YOUR OBJECTIVE
The required output is the line containing "OCR this image." through the final line of the material below, printed exactly, with no other lines.

[Data extracted from a collection]
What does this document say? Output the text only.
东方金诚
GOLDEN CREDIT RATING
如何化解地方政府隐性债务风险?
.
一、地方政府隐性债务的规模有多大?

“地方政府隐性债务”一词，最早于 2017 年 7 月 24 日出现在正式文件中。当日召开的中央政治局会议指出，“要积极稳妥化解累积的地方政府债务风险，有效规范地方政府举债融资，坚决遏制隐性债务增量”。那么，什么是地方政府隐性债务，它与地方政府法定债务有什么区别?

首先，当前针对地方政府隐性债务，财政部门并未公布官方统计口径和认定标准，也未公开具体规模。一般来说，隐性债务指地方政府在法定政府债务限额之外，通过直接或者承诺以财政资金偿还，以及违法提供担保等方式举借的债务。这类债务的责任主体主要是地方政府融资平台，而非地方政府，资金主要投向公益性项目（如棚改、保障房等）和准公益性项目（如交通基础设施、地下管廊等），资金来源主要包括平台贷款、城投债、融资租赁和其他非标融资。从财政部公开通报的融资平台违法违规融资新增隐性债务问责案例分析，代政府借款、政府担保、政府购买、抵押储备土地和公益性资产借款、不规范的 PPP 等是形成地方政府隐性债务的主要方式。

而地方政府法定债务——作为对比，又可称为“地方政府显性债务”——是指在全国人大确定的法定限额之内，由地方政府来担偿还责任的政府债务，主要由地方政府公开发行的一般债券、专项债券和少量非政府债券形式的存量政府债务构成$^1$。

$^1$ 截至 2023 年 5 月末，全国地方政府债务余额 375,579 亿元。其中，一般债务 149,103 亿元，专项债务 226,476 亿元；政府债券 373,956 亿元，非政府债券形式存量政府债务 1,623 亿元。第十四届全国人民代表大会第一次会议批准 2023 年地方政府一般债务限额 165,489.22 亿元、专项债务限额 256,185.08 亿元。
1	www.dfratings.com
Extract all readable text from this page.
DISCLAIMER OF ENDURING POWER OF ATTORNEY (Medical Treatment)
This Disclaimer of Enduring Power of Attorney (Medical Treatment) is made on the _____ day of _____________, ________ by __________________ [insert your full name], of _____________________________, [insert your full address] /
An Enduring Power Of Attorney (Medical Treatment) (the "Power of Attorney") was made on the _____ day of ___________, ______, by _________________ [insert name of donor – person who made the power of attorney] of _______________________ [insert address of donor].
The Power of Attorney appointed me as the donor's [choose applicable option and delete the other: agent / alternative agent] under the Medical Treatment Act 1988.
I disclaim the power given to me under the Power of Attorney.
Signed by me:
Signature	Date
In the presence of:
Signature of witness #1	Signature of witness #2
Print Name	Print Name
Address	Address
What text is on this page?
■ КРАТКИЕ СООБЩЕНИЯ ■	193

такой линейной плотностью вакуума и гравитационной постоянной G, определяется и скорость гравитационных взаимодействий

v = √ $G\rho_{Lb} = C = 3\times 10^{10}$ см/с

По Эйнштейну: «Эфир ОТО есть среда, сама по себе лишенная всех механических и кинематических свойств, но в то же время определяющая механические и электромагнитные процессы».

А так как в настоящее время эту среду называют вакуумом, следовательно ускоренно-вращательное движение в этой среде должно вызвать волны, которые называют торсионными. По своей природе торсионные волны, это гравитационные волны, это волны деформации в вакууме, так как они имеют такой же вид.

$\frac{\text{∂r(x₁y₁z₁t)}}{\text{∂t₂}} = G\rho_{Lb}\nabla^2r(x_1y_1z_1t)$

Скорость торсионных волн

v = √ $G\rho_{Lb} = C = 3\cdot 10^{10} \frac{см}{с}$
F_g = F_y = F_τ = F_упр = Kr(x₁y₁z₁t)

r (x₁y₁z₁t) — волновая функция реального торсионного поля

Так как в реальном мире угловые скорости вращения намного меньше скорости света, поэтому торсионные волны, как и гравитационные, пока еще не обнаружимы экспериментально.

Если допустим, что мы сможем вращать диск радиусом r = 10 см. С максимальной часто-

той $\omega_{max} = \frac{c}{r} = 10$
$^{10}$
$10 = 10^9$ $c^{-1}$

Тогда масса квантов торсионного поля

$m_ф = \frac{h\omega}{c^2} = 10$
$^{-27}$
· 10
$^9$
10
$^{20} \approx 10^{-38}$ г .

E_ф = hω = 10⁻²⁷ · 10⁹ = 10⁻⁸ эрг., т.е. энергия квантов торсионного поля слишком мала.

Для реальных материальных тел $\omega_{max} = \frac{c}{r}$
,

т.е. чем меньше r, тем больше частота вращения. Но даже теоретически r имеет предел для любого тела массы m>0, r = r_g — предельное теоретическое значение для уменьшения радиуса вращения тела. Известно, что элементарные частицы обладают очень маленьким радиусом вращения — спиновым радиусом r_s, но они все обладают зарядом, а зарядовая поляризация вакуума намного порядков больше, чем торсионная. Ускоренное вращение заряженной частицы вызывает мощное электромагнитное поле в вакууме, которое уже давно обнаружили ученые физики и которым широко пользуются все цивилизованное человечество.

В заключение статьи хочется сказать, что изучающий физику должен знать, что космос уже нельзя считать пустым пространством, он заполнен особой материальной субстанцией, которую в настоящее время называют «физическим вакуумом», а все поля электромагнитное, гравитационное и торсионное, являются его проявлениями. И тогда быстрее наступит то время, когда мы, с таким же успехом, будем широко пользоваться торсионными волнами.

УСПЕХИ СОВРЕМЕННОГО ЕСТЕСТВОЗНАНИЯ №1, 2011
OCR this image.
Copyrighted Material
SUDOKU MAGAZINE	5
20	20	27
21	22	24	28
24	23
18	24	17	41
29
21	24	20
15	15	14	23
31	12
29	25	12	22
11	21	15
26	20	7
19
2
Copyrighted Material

OUTPUT FOR THIS TASK
OCR this image.
Copyrighted Material
SUDOKU MAGAZINE	5
20	20	27
21	22	24	28
24	23
18	24	17	41
29
21	24	20
15	15	14	23
31	12
29	25	12	22
11	21	15
26	20	7
19
2
Copyrighted Material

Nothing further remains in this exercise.